● **Request**
Below is a block of records; return all of them exactly, but without the images.

○ ○ ○ ○ ○

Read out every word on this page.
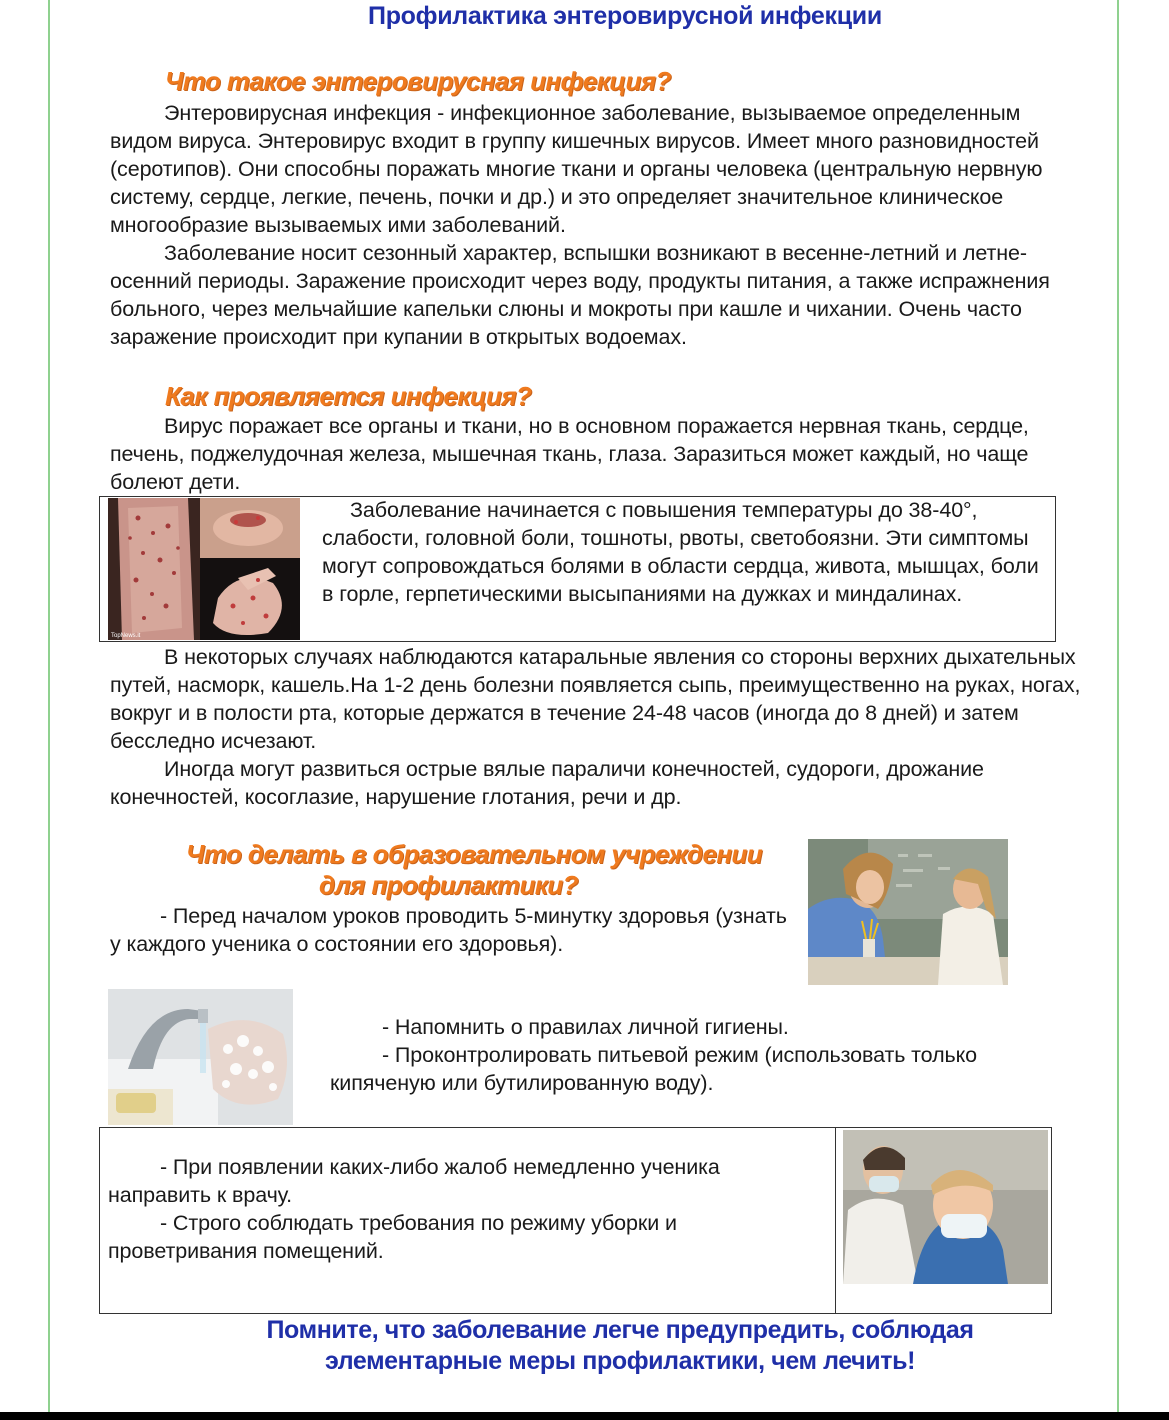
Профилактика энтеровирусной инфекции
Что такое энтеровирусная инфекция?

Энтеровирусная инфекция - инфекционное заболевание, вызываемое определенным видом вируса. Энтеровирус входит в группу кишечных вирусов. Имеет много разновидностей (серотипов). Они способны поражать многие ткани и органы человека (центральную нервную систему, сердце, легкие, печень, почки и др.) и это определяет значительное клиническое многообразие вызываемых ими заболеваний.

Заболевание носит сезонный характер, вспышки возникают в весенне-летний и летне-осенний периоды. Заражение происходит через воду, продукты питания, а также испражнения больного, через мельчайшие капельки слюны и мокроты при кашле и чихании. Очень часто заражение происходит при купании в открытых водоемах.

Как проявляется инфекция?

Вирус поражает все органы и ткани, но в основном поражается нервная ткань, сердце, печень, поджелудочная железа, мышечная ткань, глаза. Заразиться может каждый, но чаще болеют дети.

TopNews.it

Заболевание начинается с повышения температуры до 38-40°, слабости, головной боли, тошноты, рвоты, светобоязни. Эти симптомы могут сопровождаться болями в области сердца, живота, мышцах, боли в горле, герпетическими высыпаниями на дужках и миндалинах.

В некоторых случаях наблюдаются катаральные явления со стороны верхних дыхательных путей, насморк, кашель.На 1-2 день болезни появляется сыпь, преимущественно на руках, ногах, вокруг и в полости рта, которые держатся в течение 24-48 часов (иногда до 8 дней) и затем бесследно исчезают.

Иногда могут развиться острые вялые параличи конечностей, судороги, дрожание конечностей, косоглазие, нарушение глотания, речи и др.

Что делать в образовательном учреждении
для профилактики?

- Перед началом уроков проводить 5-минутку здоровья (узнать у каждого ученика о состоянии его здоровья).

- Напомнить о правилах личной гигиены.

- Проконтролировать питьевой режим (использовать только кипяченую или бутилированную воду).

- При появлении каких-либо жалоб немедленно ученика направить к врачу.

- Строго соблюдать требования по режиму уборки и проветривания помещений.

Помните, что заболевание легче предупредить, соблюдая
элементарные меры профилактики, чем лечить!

○ ○ ○ ○ ○

● **Written solution**
Read out every word on this page.
Профилактика энтеровирусной инфекции
Что такое энтеровирусная инфекция?

Энтеровирусная инфекция - инфекционное заболевание, вызываемое определенным видом вируса. Энтеровирус входит в группу кишечных вирусов. Имеет много разновидностей (серотипов). Они способны поражать многие ткани и органы человека (центральную нервную систему, сердце, легкие, печень, почки и др.) и это определяет значительное клиническое многообразие вызываемых ими заболеваний.

Заболевание носит сезонный характер, вспышки возникают в весенне-летний и летне-осенний периоды. Заражение происходит через воду, продукты питания, а также испражнения больного, через мельчайшие капельки слюны и мокроты при кашле и чихании. Очень часто заражение происходит при купании в открытых водоемах.

Как проявляется инфекция?

Вирус поражает все органы и ткани, но в основном поражается нервная ткань, сердце, печень, поджелудочная железа, мышечная ткань, глаза. Заразиться может каждый, но чаще болеют дети.

TopNews.it

Заболевание начинается с повышения температуры до 38-40°, слабости, головной боли, тошноты, рвоты, светобоязни. Эти симптомы могут сопровождаться болями в области сердца, живота, мышцах, боли в горле, герпетическими высыпаниями на дужках и миндалинах.

В некоторых случаях наблюдаются катаральные явления со стороны верхних дыхательных путей, насморк, кашель.На 1-2 день болезни появляется сыпь, преимущественно на руках, ногах, вокруг и в полости рта, которые держатся в течение 24-48 часов (иногда до 8 дней) и затем бесследно исчезают.

Иногда могут развиться острые вялые параличи конечностей, судороги, дрожание конечностей, косоглазие, нарушение глотания, речи и др.

Что делать в образовательном учреждении
для профилактики?

- Перед началом уроков проводить 5-минутку здоровья (узнать у каждого ученика о состоянии его здоровья).

- Напомнить о правилах личной гигиены.

- Проконтролировать питьевой режим (использовать только кипяченую или бутилированную воду).

- При появлении каких-либо жалоб немедленно ученика направить к врачу.

- Строго соблюдать требования по режиму уборки и проветривания помещений.

Помните, что заболевание легче предупредить, соблюдая
элементарные меры профилактики, чем лечить!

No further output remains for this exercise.